### YOUR GOAL
State how many lines hold the string "have". Give the number and nothing else.

___ INPUT RECORDS ___

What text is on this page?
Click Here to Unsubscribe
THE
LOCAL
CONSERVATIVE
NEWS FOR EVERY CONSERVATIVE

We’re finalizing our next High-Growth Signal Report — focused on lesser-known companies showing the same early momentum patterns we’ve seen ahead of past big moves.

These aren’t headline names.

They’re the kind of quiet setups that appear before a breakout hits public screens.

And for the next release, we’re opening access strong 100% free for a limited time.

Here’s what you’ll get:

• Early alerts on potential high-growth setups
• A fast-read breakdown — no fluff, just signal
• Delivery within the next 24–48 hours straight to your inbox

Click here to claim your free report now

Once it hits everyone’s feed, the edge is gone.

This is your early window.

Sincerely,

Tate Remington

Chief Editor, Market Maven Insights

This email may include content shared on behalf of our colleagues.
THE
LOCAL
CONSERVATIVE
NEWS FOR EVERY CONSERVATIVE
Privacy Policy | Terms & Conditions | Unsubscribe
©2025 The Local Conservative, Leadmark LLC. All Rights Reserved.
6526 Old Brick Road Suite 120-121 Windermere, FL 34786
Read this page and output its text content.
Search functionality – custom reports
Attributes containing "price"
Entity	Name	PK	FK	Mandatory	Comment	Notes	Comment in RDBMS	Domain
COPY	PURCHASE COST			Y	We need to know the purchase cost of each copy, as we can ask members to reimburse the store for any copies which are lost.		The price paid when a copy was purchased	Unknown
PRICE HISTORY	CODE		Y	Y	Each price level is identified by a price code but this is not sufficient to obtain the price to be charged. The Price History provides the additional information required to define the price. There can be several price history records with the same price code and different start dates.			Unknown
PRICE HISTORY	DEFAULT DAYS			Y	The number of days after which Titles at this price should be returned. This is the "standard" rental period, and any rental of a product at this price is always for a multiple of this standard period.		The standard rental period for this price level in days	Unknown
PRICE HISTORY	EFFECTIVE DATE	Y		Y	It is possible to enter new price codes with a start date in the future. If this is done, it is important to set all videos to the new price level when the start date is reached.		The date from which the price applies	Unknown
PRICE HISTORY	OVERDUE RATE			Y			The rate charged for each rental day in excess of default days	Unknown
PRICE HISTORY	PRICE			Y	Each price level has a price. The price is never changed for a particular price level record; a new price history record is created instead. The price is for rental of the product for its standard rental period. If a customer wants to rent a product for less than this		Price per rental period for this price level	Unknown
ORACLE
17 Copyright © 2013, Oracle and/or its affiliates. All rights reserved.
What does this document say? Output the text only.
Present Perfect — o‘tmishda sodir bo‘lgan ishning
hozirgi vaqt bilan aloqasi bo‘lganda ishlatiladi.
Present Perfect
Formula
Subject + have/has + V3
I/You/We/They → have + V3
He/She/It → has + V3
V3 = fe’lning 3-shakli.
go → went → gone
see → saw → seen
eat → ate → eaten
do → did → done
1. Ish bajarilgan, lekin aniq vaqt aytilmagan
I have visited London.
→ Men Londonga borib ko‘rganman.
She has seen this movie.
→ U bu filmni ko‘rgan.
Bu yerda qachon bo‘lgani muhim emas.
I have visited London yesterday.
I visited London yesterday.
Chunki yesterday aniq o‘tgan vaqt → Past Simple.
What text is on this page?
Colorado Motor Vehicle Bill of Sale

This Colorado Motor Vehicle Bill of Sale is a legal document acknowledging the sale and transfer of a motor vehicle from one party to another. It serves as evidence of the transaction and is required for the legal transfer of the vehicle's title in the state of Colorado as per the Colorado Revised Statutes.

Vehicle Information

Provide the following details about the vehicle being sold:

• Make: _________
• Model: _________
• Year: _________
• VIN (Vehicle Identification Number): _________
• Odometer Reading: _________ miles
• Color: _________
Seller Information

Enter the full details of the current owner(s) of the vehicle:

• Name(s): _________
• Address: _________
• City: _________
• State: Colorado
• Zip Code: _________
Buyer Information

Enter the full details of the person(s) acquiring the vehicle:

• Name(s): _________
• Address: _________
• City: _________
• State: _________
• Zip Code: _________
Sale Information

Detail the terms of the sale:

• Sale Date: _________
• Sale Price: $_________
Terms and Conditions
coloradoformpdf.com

___

### RESPONSE BELOW
4